Select lines where the word "test" appears.

── EXTRACTED INFORMATION ──

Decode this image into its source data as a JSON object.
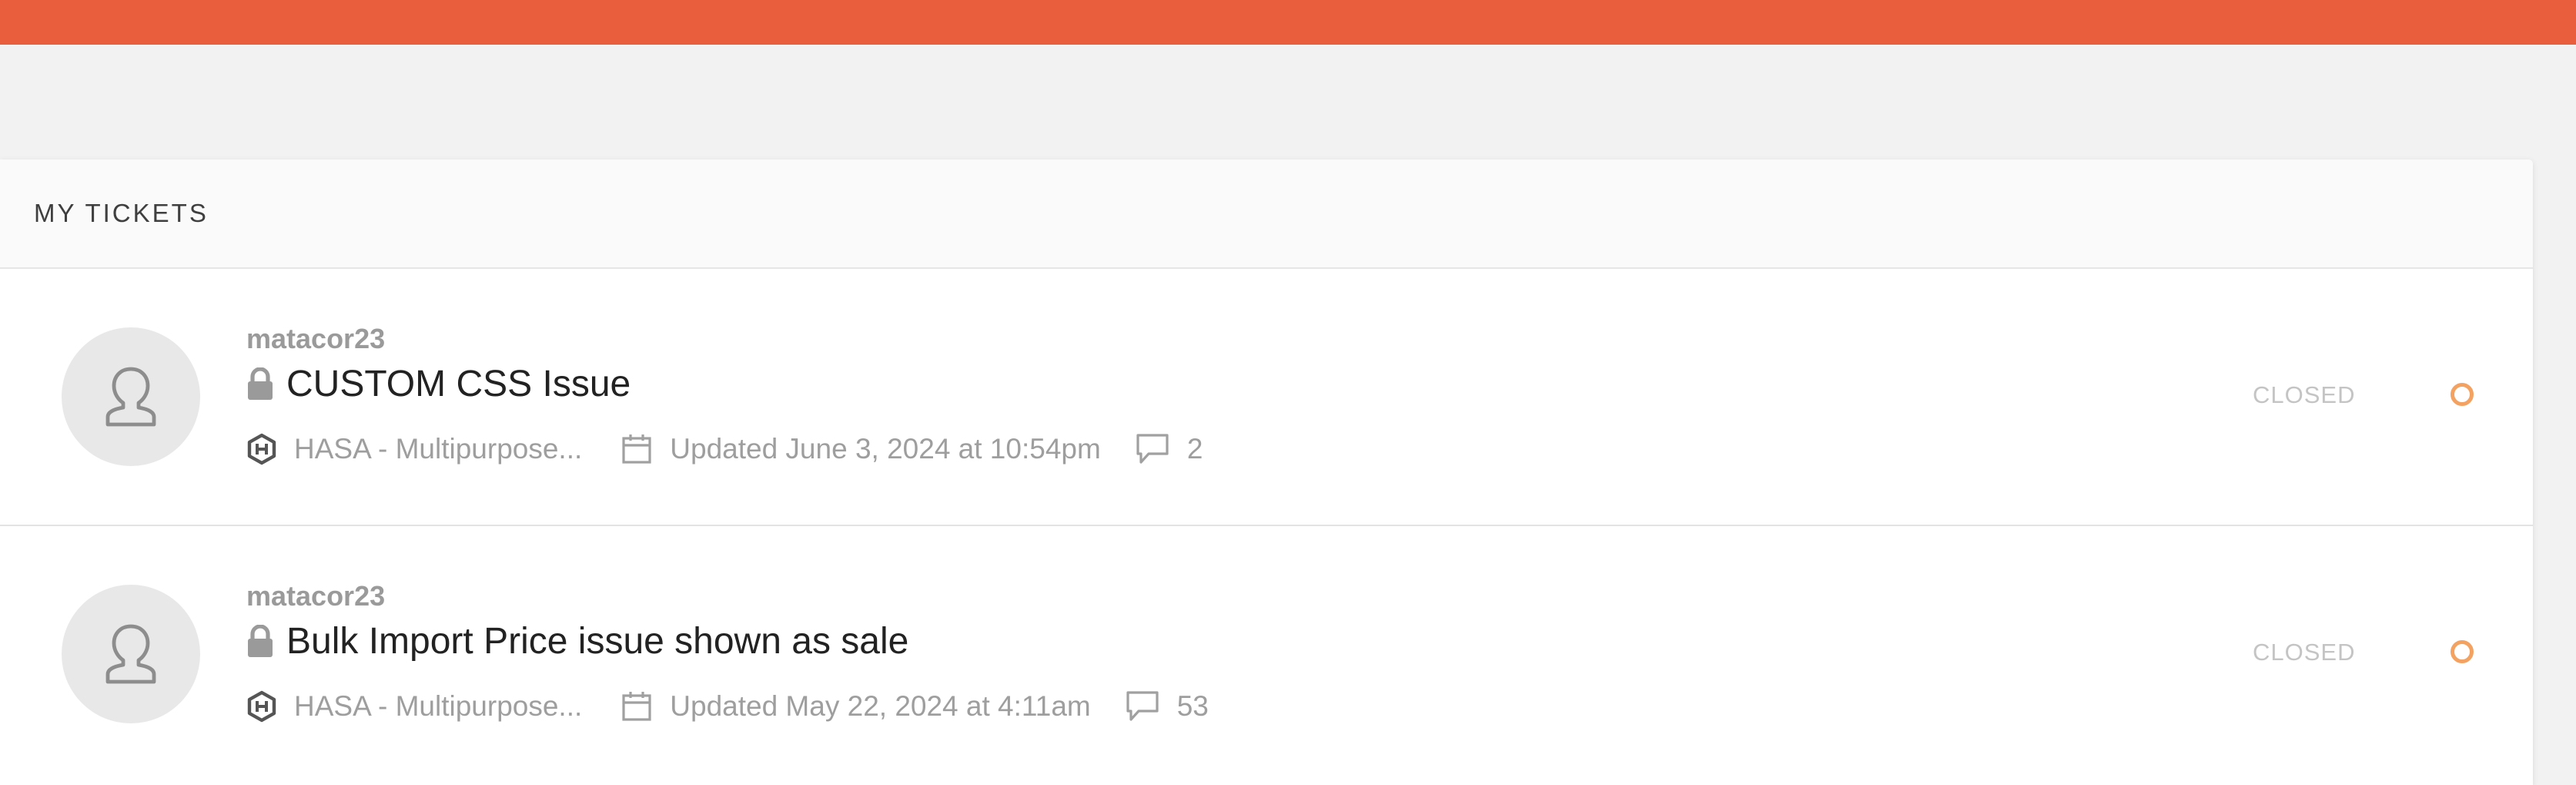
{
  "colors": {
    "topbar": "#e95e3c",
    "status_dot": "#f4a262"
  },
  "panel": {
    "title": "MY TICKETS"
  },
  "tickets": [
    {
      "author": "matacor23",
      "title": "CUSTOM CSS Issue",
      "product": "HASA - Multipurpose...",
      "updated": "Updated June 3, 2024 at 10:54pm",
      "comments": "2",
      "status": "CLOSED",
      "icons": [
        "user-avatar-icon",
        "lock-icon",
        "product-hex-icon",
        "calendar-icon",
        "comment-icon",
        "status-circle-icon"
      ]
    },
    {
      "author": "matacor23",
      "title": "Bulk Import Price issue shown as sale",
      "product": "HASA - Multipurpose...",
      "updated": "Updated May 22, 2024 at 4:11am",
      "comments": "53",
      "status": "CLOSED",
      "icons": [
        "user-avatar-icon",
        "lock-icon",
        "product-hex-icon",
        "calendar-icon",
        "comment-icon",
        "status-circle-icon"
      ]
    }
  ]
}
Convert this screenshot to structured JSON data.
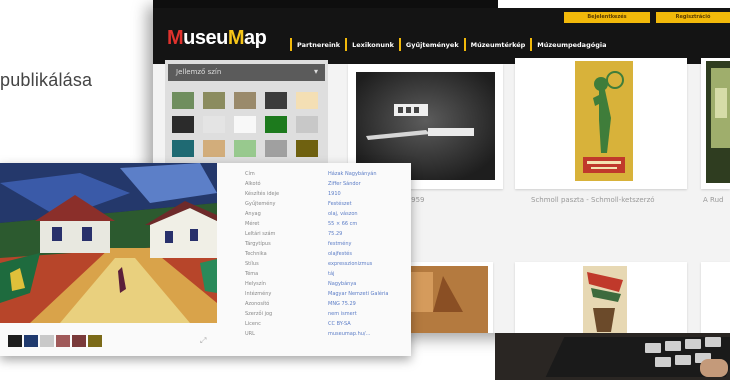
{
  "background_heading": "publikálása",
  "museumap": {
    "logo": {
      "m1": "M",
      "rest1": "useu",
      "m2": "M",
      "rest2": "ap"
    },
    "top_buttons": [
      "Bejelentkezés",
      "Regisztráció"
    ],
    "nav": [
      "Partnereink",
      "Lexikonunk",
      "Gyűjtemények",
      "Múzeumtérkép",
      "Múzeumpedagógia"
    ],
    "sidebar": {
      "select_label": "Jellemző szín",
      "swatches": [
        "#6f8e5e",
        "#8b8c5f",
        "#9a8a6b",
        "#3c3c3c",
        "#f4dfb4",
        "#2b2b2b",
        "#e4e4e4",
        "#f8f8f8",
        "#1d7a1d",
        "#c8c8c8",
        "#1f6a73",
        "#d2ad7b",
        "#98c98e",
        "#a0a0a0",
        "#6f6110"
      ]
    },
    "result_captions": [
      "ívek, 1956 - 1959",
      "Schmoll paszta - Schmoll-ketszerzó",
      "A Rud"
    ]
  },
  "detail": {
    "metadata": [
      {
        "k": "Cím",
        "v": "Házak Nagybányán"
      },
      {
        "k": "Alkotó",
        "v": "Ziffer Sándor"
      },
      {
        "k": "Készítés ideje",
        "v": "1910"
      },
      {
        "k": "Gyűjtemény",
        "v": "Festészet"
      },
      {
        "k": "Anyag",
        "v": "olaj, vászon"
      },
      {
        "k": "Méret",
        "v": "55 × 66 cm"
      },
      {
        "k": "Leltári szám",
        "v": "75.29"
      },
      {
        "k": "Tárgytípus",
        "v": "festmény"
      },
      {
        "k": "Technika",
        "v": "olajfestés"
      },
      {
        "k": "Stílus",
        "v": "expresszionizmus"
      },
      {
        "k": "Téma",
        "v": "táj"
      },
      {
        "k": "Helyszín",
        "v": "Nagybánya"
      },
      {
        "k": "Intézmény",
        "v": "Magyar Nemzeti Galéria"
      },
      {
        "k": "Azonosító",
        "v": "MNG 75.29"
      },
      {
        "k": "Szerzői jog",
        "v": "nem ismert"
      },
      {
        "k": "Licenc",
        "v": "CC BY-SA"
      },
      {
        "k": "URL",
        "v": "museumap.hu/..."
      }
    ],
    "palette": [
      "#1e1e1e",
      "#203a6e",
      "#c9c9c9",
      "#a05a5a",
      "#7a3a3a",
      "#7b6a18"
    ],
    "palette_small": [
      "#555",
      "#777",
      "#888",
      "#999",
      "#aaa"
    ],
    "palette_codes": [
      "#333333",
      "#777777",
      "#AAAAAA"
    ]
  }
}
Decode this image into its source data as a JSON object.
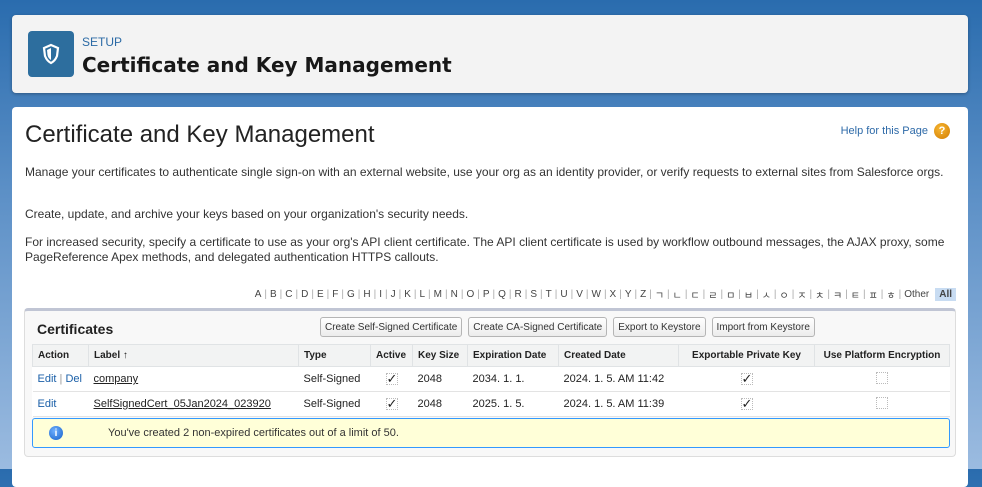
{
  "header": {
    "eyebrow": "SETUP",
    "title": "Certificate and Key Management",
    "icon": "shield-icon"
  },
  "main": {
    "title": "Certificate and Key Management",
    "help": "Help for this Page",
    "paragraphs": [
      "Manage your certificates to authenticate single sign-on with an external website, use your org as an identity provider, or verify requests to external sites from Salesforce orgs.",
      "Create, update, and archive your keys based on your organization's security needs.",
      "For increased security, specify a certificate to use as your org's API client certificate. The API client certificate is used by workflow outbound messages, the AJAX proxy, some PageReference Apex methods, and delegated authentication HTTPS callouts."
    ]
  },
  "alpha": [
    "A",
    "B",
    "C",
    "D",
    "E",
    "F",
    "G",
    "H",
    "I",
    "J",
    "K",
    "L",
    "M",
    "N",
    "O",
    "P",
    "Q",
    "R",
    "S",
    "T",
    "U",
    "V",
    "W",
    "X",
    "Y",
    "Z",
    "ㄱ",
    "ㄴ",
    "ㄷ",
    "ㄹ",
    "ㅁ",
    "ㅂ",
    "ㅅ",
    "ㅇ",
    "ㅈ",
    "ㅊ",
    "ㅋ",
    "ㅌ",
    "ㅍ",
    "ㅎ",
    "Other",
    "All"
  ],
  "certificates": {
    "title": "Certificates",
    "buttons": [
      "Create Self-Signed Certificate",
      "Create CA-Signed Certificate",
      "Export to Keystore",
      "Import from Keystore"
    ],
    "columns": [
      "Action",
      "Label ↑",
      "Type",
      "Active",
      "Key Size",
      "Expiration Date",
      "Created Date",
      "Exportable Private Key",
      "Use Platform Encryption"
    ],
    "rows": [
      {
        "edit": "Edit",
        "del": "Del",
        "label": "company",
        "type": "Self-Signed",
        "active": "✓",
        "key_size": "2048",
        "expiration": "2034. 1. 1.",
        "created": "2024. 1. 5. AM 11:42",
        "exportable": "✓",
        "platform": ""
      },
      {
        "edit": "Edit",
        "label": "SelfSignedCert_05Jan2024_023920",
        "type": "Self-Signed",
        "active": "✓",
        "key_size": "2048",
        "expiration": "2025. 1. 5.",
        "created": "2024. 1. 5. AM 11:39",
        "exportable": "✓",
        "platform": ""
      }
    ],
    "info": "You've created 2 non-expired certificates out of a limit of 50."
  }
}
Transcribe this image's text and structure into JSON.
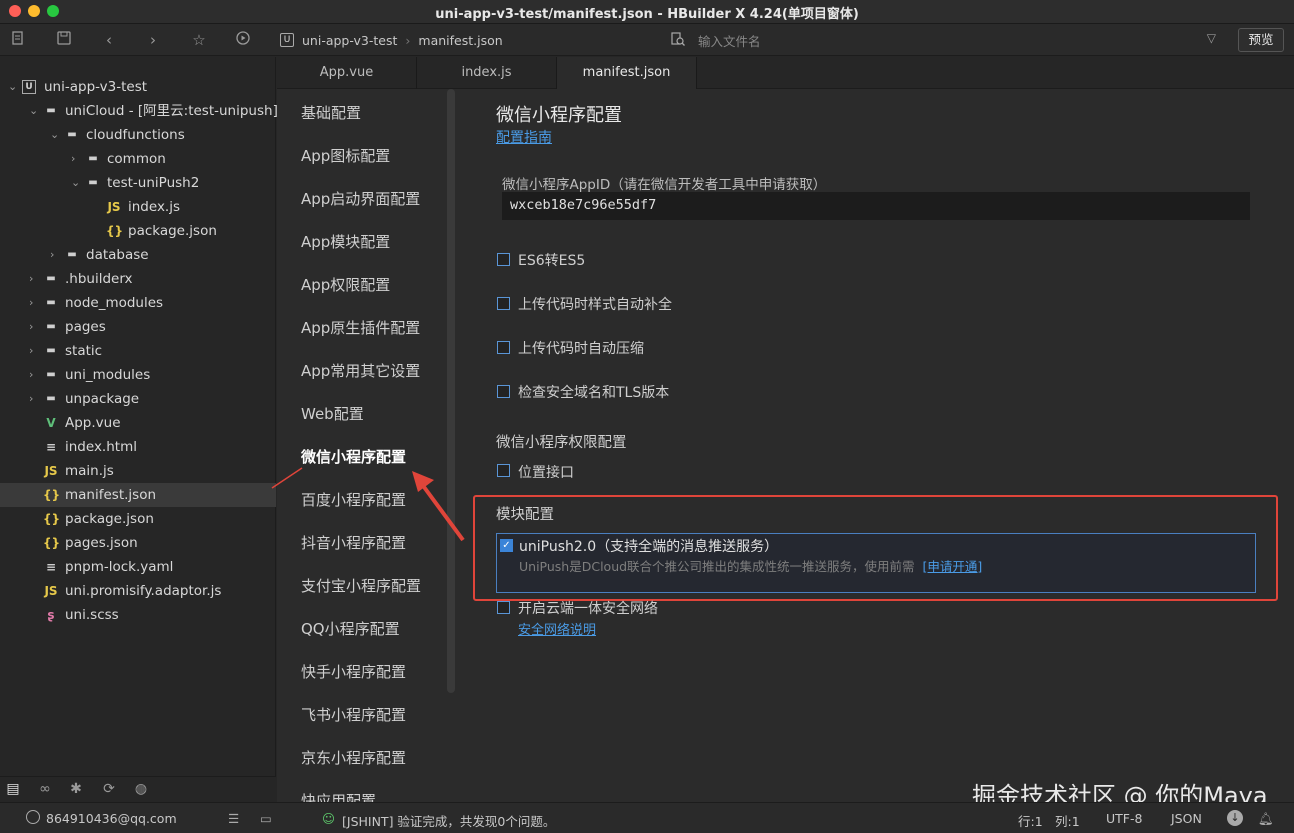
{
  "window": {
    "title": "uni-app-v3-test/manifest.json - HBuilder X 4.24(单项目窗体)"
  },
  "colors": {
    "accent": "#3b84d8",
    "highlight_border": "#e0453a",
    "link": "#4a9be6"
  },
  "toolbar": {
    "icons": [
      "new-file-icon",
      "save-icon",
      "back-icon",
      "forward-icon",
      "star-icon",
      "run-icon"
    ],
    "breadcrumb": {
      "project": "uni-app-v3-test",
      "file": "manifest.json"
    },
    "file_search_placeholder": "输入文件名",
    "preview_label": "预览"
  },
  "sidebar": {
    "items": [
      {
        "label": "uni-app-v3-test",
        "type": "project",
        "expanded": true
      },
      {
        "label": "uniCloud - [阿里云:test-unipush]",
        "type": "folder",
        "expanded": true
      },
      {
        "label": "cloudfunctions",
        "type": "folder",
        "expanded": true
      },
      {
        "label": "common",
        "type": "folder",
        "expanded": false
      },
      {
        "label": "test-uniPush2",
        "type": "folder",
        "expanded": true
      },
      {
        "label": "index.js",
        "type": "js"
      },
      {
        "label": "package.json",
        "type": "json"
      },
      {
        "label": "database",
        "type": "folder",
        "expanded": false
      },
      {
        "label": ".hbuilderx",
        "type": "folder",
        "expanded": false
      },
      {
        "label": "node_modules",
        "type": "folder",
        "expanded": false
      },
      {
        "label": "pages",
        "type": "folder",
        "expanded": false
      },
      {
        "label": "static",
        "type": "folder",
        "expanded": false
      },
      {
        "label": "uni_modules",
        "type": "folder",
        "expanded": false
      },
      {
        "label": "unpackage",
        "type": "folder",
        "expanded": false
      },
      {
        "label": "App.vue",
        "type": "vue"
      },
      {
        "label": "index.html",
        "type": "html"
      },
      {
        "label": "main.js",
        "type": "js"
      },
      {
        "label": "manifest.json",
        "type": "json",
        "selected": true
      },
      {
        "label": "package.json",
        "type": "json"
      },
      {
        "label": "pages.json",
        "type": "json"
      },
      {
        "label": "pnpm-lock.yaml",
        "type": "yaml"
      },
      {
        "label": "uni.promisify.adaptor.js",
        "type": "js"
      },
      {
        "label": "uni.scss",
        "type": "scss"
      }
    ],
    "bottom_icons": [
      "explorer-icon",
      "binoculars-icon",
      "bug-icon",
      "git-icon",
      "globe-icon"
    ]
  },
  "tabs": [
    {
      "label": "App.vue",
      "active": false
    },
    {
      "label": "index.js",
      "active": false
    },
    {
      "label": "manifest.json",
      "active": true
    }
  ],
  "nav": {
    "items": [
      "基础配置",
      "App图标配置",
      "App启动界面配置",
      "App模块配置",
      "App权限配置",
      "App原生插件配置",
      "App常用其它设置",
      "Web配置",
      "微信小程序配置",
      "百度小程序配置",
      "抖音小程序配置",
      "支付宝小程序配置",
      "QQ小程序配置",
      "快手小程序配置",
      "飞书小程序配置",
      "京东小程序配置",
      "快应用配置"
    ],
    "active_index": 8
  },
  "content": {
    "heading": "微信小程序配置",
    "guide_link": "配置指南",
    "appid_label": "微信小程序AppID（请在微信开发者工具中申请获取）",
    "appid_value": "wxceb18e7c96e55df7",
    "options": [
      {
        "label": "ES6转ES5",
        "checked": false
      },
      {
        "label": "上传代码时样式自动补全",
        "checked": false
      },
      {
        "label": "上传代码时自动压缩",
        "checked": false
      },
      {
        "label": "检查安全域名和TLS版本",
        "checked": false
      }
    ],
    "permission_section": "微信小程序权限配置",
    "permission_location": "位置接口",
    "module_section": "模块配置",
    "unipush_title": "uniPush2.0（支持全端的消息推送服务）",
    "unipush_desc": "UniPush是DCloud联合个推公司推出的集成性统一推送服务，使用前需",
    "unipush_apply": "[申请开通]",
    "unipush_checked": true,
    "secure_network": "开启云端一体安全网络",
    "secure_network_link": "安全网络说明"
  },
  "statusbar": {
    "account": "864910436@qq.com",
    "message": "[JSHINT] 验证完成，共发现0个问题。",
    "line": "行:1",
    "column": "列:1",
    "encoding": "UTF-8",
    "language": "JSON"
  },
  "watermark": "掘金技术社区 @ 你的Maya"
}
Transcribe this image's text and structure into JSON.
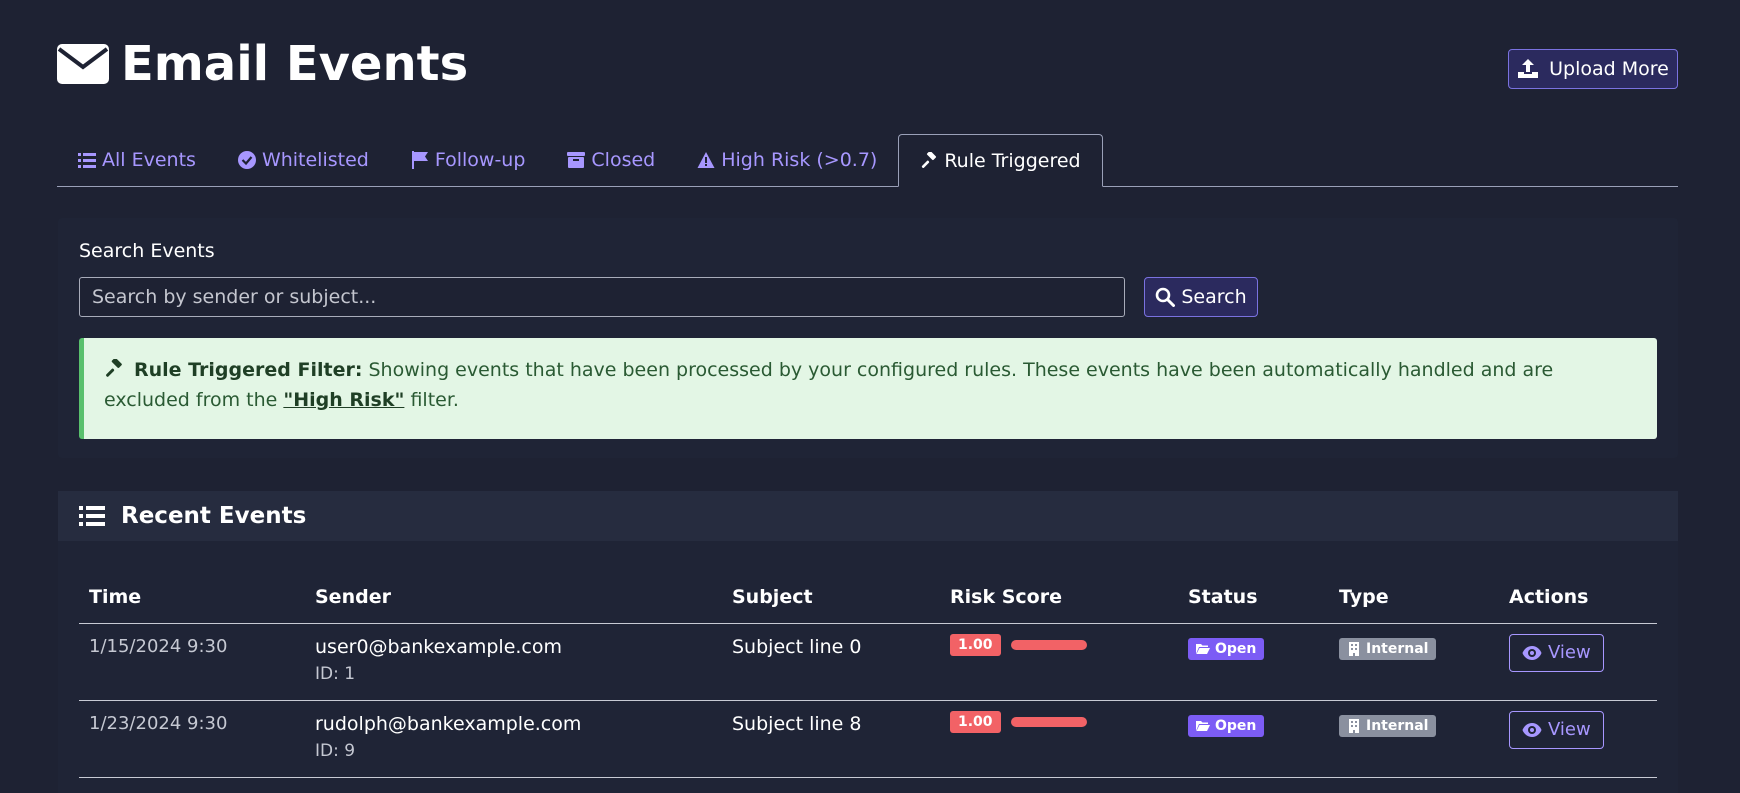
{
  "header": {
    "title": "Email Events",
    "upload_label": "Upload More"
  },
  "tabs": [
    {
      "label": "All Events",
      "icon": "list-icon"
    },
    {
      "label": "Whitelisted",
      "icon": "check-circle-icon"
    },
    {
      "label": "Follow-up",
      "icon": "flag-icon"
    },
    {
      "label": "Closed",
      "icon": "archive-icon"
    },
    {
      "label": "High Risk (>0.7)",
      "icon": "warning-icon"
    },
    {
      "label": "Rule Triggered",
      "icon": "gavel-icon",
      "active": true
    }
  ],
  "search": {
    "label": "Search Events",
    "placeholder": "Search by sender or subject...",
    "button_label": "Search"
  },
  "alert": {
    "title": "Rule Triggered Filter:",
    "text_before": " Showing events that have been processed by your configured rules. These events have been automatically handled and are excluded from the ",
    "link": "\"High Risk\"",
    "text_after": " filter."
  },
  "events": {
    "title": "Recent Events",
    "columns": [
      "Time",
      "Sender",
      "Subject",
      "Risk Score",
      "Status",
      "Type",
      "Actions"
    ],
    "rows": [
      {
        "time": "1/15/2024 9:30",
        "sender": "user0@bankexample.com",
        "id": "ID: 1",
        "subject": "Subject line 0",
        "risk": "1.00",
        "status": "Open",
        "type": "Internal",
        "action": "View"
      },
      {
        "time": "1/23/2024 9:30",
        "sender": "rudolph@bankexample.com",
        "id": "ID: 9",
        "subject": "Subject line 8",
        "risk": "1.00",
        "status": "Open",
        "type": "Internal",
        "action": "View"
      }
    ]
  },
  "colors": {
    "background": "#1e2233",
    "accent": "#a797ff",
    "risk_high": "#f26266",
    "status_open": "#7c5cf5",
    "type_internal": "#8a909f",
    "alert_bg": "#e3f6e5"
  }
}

───

▶ **EXERCISE SOLUTION**
    "title": "uni-app-v3-test/manifest.json - HBuilder X 4.24(单项目窗体)"
      "project": "uni-app-v3-test",
        "label": "uni-app-v3-test",
        "label": "uniCloud - [阿里云:test-unipush]",
        "label": "test-uniPush2",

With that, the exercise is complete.